> **EXERCISE GOAL**
In the entries below, find the lines that contain the word "必ず大洗浄してください" and copy them.

--- Start ---

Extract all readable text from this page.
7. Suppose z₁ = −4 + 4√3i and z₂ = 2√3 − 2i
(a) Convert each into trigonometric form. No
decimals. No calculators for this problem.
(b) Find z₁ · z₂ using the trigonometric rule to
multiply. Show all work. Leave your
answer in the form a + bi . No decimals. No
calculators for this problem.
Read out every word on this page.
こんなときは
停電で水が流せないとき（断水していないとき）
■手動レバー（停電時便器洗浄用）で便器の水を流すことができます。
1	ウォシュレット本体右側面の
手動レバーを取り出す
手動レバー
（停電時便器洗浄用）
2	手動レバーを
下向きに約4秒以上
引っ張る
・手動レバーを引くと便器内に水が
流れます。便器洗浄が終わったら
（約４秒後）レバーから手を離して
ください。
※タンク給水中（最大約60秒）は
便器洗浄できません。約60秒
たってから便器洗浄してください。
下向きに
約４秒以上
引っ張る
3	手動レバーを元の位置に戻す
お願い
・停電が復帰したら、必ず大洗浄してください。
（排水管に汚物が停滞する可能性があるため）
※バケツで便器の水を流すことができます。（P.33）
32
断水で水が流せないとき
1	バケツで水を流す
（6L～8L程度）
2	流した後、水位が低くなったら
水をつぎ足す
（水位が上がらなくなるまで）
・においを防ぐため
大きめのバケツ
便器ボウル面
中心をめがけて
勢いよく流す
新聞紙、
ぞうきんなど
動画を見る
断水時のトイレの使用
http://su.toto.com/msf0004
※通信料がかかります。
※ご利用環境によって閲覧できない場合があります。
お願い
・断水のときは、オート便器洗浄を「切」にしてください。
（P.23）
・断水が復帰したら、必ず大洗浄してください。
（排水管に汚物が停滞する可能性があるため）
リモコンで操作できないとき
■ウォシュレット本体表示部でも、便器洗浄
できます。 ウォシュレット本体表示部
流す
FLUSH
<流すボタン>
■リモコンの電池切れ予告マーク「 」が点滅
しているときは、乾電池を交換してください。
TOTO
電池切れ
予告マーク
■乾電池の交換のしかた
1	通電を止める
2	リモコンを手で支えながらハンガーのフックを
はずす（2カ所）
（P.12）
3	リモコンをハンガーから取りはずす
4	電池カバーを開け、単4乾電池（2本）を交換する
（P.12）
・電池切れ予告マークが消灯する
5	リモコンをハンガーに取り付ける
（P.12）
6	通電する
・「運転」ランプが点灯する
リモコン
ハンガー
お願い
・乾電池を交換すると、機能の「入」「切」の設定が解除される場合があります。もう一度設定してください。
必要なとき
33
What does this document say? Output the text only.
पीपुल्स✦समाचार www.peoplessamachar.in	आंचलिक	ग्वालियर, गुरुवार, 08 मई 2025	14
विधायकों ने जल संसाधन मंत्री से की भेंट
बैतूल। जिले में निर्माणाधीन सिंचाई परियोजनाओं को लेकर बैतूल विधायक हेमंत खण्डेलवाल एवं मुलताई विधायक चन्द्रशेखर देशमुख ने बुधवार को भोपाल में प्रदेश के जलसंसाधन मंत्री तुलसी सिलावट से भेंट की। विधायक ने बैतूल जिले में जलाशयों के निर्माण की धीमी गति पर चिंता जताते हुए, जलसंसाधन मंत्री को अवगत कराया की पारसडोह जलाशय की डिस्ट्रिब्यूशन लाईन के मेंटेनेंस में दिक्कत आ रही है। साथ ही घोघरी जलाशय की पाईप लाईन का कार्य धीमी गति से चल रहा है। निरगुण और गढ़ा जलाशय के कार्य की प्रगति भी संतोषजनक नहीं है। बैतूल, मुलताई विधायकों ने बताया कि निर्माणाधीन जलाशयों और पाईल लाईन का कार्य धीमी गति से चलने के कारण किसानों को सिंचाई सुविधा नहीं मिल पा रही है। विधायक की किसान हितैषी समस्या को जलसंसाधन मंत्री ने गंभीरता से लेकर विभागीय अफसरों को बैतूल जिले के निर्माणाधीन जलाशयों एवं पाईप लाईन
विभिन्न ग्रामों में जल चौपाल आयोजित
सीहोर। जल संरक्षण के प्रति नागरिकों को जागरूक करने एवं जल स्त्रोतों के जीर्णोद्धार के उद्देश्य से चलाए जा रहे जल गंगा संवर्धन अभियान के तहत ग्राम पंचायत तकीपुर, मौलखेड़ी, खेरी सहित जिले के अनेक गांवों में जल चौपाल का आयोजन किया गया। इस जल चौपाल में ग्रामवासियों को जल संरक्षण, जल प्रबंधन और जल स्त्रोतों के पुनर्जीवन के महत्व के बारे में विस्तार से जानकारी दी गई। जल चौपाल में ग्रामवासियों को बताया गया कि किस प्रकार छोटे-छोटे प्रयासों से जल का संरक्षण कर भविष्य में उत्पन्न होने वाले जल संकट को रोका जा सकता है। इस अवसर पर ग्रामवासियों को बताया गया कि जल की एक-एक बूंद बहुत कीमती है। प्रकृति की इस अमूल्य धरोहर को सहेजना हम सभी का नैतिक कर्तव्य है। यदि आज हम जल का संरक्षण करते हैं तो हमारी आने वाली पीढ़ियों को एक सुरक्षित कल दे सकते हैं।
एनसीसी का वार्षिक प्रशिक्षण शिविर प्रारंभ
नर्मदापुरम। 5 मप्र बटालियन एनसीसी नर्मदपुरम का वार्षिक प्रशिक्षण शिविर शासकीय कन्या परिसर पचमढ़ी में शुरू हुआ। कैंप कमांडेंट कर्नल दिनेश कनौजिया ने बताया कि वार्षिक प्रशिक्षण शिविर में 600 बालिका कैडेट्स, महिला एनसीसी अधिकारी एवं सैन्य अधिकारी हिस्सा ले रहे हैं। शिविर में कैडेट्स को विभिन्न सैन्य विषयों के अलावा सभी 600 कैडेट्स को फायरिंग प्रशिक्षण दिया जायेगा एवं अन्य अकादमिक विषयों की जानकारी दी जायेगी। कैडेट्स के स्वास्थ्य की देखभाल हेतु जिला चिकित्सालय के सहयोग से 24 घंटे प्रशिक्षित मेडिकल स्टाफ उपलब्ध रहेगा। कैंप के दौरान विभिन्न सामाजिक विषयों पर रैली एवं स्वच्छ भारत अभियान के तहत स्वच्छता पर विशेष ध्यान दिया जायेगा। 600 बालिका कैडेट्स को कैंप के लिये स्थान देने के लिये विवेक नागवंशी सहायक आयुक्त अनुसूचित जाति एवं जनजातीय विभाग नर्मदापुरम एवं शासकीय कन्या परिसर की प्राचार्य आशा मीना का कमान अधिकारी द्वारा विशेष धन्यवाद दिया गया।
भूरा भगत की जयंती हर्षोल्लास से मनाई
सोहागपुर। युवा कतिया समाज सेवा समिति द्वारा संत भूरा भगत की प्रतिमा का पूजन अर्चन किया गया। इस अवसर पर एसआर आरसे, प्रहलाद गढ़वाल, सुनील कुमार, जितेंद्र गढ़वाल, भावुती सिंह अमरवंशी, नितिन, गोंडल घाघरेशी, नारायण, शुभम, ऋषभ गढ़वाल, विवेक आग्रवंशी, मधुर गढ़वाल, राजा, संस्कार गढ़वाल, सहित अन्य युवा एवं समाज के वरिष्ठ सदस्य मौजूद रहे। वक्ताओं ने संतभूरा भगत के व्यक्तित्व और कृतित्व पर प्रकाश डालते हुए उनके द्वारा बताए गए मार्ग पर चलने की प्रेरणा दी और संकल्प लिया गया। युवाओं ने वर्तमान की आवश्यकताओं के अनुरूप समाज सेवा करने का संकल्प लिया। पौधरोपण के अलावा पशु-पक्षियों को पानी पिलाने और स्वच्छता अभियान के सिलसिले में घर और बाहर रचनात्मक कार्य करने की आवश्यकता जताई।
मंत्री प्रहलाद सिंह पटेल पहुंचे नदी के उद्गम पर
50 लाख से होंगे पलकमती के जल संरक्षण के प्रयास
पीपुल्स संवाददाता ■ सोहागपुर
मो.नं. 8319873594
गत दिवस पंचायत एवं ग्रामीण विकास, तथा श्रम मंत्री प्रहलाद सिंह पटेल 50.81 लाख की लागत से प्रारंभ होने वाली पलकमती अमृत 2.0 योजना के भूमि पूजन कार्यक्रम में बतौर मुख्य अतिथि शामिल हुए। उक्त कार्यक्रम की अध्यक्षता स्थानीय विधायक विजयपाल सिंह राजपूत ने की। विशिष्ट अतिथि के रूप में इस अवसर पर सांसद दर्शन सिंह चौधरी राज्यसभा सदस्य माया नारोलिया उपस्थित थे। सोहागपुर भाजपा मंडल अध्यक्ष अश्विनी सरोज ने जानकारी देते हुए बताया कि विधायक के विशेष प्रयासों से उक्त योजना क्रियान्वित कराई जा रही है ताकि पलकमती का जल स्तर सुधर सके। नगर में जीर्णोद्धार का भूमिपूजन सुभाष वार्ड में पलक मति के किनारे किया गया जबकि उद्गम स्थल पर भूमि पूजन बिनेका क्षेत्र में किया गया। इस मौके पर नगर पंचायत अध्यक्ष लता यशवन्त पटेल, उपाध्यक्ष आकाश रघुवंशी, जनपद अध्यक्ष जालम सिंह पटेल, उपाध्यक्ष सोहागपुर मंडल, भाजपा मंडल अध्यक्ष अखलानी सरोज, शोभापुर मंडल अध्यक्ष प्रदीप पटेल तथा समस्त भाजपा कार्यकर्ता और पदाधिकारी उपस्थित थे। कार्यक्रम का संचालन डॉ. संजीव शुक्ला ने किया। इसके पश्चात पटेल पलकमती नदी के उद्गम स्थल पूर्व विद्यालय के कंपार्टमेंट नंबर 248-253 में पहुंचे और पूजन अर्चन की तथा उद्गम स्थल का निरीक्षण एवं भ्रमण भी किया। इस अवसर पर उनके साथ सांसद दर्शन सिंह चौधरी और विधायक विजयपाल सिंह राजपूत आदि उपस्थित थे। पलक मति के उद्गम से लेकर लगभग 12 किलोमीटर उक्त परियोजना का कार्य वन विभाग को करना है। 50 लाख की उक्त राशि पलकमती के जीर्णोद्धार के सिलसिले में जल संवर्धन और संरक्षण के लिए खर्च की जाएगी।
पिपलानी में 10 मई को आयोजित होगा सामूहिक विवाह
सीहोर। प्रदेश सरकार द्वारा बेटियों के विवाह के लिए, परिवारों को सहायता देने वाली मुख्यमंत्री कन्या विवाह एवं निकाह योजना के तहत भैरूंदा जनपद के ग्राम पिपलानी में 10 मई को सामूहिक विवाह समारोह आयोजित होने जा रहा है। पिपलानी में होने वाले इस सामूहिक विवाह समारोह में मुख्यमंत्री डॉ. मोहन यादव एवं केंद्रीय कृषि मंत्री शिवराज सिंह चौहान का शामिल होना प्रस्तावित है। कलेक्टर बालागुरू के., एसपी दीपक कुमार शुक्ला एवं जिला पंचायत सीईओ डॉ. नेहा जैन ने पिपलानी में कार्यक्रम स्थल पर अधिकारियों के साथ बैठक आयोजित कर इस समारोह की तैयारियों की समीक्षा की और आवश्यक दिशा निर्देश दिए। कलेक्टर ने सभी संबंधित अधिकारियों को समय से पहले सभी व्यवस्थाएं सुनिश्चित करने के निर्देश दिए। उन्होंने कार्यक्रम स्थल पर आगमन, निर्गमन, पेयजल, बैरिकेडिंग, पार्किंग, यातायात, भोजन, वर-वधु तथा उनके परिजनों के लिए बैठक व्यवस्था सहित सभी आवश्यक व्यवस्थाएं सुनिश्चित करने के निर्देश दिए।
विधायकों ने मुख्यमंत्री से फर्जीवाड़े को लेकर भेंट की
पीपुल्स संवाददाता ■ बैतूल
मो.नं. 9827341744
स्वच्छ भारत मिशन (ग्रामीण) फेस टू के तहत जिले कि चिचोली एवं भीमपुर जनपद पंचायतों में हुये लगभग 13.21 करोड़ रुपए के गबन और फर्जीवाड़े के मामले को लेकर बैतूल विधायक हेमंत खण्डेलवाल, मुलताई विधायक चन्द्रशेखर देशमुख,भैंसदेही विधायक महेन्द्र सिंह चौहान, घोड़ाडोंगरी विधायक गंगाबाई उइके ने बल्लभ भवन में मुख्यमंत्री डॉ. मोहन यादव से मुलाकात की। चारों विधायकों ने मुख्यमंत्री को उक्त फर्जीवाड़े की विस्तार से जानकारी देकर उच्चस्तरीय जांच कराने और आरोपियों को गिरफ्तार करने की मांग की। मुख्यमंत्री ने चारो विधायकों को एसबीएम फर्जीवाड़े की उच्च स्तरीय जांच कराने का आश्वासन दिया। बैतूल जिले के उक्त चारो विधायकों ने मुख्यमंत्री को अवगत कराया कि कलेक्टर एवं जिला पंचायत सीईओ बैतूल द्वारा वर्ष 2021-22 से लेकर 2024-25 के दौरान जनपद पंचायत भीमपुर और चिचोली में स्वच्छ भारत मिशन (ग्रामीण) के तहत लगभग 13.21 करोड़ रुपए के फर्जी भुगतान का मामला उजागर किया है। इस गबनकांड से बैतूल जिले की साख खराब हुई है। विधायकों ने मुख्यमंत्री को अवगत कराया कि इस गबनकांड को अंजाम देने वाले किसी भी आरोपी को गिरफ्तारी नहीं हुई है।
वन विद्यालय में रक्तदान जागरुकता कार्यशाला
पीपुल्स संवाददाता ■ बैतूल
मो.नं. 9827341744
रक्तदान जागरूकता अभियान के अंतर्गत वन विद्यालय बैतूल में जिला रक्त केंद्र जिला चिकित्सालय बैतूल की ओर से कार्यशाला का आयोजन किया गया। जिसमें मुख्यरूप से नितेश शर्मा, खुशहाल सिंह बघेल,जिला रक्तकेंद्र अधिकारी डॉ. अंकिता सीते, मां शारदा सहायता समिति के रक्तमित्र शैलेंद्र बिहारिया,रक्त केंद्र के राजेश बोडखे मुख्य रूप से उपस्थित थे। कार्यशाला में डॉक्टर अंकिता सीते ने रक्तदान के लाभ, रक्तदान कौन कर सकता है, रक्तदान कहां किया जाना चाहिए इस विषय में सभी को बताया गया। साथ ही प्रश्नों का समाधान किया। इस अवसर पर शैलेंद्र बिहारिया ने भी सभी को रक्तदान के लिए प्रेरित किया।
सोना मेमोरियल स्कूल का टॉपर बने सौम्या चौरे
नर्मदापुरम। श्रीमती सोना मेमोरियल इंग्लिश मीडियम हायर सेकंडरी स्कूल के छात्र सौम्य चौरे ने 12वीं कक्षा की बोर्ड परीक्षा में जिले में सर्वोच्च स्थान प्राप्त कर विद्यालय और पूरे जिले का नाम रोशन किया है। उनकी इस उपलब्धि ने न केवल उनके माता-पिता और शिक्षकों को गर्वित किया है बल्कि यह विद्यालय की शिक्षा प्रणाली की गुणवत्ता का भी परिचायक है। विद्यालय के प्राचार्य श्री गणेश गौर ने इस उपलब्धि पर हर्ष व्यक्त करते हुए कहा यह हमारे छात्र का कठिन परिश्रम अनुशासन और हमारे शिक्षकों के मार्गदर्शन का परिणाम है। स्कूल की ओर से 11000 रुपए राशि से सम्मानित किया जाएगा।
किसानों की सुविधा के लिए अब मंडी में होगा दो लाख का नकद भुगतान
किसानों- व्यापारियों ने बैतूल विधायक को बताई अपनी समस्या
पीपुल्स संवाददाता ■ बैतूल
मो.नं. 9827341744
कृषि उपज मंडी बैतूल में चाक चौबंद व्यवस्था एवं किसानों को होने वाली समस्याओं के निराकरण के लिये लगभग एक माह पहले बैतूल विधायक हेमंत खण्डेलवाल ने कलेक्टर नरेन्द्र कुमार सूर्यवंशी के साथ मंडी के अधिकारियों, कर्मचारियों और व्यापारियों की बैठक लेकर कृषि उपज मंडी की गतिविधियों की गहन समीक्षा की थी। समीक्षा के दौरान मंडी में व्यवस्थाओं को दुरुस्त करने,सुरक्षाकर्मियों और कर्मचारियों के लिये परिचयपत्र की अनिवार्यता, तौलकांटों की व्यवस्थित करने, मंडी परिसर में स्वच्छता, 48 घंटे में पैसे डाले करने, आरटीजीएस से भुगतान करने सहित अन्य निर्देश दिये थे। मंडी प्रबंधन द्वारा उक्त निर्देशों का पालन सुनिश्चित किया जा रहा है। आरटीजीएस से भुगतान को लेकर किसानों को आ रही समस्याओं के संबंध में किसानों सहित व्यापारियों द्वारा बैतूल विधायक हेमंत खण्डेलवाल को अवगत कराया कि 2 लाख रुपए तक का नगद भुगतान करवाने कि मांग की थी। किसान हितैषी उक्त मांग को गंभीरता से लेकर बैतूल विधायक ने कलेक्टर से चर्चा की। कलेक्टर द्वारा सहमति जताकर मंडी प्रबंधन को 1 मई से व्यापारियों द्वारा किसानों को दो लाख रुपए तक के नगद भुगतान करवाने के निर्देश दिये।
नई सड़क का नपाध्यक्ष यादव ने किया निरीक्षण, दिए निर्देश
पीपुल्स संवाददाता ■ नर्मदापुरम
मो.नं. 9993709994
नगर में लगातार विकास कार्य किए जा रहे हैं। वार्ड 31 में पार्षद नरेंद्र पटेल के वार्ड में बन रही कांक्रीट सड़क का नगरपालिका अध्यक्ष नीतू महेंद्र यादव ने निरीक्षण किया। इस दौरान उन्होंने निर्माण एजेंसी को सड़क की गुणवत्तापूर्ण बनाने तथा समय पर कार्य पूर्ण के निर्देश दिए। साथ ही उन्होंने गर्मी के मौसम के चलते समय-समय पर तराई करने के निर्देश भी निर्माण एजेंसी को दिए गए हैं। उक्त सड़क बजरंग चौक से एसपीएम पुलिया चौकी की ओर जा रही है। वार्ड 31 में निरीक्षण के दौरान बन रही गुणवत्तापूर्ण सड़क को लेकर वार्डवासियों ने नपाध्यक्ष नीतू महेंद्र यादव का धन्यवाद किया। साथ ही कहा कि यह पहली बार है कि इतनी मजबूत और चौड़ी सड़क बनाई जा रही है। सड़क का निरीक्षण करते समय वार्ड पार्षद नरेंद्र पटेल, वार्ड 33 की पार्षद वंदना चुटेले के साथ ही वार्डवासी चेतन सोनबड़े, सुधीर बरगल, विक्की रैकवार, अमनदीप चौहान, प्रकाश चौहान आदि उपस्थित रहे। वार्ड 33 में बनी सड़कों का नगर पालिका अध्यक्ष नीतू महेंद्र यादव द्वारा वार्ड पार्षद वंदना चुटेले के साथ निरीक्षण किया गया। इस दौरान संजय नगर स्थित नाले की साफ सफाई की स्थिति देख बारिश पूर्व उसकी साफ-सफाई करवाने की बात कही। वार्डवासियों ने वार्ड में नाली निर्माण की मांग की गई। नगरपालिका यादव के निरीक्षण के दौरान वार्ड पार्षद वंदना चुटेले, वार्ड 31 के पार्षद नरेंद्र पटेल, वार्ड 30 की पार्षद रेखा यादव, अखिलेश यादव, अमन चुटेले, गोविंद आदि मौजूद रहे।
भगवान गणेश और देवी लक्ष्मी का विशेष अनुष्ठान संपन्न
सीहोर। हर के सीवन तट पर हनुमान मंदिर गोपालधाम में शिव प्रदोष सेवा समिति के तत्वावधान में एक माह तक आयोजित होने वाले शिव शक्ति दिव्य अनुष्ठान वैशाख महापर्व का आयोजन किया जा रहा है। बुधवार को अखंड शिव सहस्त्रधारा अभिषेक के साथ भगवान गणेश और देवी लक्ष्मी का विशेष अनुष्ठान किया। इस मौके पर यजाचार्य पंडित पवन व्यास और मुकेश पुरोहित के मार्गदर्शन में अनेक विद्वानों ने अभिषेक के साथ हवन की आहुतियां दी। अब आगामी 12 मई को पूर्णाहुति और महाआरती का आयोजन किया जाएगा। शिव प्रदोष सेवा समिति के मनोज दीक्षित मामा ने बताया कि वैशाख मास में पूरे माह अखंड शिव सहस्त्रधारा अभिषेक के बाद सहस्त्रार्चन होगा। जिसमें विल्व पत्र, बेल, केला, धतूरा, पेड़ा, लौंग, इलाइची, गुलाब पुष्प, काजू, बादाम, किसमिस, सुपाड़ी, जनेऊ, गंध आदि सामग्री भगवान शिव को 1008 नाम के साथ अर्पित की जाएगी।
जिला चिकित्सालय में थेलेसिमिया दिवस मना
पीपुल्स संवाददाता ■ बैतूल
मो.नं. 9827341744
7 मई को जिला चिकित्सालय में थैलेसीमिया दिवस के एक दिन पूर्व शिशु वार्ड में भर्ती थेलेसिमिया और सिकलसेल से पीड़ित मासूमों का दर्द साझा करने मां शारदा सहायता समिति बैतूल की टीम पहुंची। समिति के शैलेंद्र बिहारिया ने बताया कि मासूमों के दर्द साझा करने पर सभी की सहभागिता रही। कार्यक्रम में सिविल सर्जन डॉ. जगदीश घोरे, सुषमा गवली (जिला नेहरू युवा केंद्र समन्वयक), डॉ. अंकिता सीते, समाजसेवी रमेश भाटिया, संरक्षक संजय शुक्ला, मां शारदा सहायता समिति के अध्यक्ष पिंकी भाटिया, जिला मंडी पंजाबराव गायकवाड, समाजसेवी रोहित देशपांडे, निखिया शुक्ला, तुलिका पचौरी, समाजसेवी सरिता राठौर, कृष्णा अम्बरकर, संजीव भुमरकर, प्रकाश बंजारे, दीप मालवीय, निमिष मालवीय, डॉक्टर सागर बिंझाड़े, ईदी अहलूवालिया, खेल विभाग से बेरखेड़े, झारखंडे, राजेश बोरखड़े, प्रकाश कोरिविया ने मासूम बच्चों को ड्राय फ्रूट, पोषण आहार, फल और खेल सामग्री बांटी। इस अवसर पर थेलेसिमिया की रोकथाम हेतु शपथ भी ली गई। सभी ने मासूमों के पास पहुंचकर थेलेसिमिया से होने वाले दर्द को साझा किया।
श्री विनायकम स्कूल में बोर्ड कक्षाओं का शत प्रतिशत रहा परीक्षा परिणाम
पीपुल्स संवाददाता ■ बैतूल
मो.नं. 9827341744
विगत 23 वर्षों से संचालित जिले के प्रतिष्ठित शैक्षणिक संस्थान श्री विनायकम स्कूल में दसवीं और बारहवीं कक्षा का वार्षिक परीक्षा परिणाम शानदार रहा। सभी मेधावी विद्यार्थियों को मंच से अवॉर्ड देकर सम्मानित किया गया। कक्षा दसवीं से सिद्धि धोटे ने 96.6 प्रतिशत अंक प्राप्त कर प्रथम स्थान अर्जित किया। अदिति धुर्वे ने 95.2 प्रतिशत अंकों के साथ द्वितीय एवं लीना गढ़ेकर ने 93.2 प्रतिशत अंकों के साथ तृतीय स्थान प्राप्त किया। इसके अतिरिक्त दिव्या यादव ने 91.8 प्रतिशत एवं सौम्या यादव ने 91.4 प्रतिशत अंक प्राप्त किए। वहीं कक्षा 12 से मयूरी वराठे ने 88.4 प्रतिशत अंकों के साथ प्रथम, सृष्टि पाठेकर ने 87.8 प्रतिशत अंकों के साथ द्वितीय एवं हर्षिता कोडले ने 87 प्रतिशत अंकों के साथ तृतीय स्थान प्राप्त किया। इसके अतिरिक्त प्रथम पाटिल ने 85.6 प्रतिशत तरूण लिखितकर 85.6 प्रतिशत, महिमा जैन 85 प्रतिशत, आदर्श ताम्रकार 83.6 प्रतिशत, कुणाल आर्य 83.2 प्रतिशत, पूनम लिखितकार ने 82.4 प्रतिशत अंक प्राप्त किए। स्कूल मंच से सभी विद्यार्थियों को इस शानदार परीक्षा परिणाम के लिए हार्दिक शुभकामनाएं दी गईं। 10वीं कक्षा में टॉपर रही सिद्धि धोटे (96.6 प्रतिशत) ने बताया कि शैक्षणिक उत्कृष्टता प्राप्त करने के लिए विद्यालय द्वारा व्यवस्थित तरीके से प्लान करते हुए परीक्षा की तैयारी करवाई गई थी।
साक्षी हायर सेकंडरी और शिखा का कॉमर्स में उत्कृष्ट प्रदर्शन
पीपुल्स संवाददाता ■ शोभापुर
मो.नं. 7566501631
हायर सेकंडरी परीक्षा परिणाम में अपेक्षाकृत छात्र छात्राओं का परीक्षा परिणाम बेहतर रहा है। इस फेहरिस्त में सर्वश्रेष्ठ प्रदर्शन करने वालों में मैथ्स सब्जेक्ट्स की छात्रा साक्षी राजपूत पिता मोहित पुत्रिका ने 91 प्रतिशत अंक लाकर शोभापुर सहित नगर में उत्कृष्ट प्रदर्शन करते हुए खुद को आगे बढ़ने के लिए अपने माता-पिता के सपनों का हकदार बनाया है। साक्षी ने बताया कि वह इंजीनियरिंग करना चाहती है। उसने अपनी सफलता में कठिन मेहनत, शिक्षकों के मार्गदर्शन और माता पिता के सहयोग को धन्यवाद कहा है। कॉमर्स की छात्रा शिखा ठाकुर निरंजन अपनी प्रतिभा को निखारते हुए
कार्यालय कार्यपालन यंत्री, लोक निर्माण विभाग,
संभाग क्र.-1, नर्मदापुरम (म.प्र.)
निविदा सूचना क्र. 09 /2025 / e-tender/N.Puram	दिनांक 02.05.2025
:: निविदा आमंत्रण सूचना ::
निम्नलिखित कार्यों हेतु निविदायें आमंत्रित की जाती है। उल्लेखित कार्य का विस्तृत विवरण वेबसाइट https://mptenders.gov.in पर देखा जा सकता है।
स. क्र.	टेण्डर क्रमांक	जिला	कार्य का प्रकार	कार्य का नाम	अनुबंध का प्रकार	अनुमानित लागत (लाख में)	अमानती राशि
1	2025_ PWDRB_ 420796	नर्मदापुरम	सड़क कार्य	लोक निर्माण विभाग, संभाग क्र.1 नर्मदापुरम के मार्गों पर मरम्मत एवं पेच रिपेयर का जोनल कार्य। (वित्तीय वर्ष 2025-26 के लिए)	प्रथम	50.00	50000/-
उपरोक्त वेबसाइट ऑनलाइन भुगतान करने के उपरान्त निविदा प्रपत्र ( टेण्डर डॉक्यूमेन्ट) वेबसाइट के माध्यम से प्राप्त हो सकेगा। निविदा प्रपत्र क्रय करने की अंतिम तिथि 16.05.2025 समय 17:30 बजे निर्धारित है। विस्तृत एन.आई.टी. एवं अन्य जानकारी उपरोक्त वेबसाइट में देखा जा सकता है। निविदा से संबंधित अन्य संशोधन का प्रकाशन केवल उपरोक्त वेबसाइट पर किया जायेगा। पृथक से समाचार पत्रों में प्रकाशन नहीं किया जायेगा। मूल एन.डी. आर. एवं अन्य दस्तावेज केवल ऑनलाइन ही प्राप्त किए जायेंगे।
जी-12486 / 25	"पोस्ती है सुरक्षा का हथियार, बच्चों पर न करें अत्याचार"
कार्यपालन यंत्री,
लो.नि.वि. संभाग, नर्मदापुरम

--- End ---

> **RESULT OF THE EXERCISE**
・停電が復帰したら、必ず大洗浄してください。
・断水が復帰したら、必ず大洗浄してください。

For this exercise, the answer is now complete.